▶ **Tasks and exercises**:
(1) Summarize the carousel comments in two sentences.
(2) Rewrite the paragraph of the carousel comments that begins "When I was building a carousel recently" as a short bulleted list that keeps its main facts.
(3) Decide whether each statement agrees with the carousel comments, and answer yes or no for each, quoting the words that decide it: (a) One commenter used Splidejs for carousels. (b) The carousel in question was built with loop functionality. (c) One commenter's cyclical slider became complex with an uneven number of items.

I was impressed by the accessibility. Accessibility has always been a concern for me in these kinds of UI. @Adam Argyle can you add the link to the State Machine, would love to explore that too.
@@AdamArgyleInk as soon as I saw the diagram my first thought was, "wonder if this is Xstate..." sure enough, it's under the hood! what a robust carousel! - had to have been a ton of work - I'm guessing this is one of those legendary 20% projects I've heard Googlers get as part of the employment agreement
Relly nice! Did some experimenting with a cyclical slider like the t-shirt example recently, but it became really complex with uneven number of items. I would really like to see your take on a cyclical slider aswell!
4:43 regarding autoplay and screen readers, disabling autoplay with prefers reduced motion (rather than autoplaying without animation) would probably be a good compromise.
At 3:55 you mentioned that you didn't implement a carousel with loop functionality. Now that's very important. Just today I have implemented it in five different locations on my frontend design. By the way, I've used a third-party library for carousels aka Splidejs.
When I was building a carousel recently, and I looked for accessibility guidance; the not-selected carousel items were aria-hidden instead of inert. Can you explain the pros and cons of the different options. One downside of inert seems to be browser compatibility- could inert be combined with alternatives for better results, or would that just confuse screen readers / accessibility tools?

▶ **Data for analysis**:
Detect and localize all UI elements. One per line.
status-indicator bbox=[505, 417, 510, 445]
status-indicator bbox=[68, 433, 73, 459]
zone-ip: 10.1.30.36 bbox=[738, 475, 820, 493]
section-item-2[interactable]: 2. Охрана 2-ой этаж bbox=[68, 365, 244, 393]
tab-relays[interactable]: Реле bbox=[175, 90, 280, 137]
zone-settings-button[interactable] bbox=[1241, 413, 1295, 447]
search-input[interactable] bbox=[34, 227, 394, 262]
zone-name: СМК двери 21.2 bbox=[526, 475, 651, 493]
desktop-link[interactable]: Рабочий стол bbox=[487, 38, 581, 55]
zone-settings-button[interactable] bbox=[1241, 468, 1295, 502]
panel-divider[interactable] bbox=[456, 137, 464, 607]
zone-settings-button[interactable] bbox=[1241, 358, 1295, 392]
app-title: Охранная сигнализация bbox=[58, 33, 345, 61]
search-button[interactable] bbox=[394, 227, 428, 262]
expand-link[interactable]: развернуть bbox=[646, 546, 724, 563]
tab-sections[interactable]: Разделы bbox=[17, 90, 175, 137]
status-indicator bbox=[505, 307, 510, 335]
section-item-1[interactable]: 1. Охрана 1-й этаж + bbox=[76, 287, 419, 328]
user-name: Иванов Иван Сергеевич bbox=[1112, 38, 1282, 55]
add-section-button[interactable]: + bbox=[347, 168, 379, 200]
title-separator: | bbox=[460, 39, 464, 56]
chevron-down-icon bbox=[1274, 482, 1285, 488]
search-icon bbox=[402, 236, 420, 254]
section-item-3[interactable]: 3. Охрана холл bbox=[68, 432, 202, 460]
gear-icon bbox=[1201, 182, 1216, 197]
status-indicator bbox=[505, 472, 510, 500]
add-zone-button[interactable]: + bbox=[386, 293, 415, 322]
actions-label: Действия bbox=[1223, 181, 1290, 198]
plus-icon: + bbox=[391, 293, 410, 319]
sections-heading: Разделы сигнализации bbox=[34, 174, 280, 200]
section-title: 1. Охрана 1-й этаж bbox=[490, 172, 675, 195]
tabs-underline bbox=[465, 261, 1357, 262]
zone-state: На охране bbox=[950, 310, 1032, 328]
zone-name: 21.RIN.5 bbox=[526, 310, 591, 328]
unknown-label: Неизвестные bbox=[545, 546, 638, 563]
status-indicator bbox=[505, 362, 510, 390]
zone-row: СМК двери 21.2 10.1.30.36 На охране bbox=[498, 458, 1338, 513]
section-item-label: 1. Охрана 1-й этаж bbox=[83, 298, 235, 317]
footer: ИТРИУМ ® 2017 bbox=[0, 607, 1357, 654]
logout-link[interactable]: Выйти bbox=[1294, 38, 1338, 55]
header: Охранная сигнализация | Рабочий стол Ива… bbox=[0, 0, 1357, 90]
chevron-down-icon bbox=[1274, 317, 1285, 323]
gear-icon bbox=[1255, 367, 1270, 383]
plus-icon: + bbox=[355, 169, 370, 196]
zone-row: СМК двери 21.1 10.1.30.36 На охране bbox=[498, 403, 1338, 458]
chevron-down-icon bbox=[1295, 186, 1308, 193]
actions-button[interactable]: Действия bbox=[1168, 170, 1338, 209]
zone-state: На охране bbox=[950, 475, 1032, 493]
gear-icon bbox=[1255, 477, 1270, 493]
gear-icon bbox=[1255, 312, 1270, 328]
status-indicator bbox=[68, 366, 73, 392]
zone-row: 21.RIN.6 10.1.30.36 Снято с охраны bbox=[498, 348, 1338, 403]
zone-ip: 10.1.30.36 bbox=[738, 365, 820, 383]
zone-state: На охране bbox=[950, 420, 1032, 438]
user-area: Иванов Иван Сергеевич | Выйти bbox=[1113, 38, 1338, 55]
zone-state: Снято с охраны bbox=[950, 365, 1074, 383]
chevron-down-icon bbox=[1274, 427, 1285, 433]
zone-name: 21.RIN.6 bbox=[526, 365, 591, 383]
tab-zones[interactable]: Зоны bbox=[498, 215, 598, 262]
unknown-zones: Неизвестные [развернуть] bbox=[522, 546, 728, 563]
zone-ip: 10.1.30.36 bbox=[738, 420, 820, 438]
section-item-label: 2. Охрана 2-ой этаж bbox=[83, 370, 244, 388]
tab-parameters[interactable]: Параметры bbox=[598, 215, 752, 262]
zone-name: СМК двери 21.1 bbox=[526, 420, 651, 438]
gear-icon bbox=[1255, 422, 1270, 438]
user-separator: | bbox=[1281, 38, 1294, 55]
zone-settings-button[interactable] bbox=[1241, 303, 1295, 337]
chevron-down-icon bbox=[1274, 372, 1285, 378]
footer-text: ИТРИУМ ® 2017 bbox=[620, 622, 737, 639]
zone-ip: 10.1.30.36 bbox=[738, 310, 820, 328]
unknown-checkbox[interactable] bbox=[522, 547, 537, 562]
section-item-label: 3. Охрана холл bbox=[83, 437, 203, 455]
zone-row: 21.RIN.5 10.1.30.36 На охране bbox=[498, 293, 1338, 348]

▶ **Answers for this exercise**:
(1) Commenters praise the carousel's accessibility and robustness, note that Xstate is under the hood, and ask for the State Machine link and for a take on a cyclical slider. They also bring up the missing loop functionality, suggest disabling autoplay with prefers reduced motion, and ask about the pros and cons of making not-selected carousel items aria-hidden instead of inert.

(2)
- While building a carousel, the commenter found accessibility guidance in which not-selected items were aria-hidden instead of inert.
- The commenter asks for the pros and cons of the different options.
- Browser compatibility seems to be one downside of inert.
- The commenter asks whether inert could be combined with alternatives for better results, or whether that would confuse screen readers and accessibility tools.

(3)
(a) Yes: "I've used a third-party library for carousels aka Splidejs."
(b) No: "you mentioned that you didn't implement a carousel with loop functionality."
(c) Yes: "it became really complex with uneven number of items."